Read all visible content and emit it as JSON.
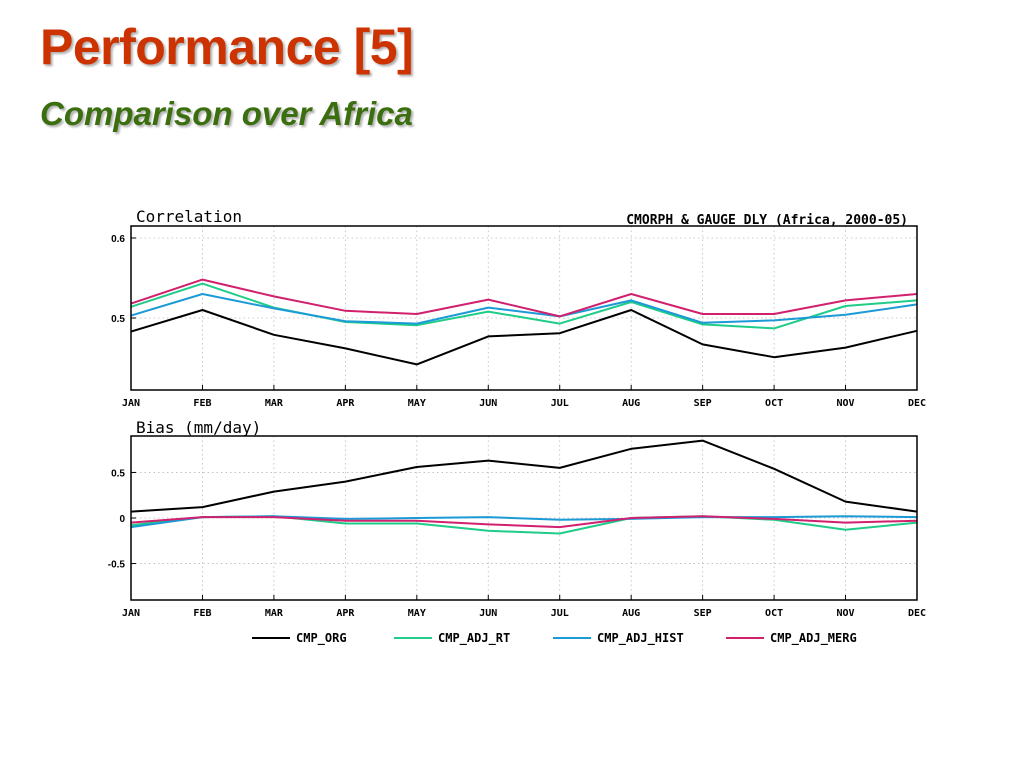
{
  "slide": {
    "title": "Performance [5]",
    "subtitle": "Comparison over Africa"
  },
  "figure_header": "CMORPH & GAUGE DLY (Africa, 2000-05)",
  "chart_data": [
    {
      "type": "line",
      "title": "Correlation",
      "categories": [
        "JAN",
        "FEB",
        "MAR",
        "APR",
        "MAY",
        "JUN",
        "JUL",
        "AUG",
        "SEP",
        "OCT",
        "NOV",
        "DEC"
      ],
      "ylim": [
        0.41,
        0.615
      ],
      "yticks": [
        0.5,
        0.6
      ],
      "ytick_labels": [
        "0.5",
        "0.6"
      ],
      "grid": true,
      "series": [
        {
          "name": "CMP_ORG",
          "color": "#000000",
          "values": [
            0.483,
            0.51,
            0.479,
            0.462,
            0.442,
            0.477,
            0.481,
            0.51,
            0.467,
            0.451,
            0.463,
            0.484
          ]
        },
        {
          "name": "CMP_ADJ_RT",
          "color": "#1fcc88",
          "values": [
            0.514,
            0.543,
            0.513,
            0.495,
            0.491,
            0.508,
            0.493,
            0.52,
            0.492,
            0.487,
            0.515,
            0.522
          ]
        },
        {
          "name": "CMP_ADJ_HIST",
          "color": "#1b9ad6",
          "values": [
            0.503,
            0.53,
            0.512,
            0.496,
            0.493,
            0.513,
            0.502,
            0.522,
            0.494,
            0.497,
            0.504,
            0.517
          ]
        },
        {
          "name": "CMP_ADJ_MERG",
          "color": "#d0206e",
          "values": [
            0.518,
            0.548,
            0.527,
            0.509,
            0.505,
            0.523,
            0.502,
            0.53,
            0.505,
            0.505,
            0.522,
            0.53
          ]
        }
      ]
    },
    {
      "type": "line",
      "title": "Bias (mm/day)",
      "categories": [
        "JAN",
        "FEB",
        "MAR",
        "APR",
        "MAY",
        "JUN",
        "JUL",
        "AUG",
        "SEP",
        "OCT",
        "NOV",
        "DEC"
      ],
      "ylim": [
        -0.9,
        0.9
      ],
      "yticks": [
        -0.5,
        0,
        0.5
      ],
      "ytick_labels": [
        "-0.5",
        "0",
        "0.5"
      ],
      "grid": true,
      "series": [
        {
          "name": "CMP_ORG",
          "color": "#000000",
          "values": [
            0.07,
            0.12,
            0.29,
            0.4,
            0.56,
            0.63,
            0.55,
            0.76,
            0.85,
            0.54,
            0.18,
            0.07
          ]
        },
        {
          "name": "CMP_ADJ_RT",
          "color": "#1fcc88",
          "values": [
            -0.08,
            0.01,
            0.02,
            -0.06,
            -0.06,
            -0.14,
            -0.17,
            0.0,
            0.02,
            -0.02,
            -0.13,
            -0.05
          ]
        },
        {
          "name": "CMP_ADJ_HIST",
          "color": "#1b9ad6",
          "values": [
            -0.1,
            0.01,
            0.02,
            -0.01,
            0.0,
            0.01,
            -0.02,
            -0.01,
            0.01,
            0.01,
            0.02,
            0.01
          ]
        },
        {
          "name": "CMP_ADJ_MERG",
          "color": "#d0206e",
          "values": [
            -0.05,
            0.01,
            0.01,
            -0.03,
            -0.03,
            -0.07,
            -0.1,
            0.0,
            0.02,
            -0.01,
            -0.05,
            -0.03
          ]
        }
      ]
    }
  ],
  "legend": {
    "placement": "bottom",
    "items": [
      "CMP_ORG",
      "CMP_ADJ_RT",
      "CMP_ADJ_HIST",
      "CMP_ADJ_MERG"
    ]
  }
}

____________

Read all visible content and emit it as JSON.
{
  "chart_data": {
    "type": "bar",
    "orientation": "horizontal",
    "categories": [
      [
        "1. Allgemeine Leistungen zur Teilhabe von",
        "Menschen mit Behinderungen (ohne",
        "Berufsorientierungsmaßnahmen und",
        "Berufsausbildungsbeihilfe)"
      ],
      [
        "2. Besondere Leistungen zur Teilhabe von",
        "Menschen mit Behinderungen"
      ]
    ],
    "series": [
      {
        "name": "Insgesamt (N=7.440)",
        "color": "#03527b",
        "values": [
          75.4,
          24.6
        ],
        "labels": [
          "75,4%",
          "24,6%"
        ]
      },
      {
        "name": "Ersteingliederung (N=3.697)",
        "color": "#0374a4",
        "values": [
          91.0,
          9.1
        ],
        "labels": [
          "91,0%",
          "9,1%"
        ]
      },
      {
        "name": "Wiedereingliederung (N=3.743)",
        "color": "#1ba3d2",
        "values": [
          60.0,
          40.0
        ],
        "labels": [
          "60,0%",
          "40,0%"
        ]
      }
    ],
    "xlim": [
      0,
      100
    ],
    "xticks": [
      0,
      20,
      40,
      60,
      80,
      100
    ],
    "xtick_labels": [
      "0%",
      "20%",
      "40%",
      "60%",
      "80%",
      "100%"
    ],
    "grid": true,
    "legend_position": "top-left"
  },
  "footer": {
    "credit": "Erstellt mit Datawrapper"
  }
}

____________

◆ EXERCISE OBJECTIVE
Identify each line in the entries with the word "Behinderungen" and copy it.

◆ RESPONSE BELOW
        "Menschen mit Behinderungen (ohne",
        "Menschen mit Behinderungen"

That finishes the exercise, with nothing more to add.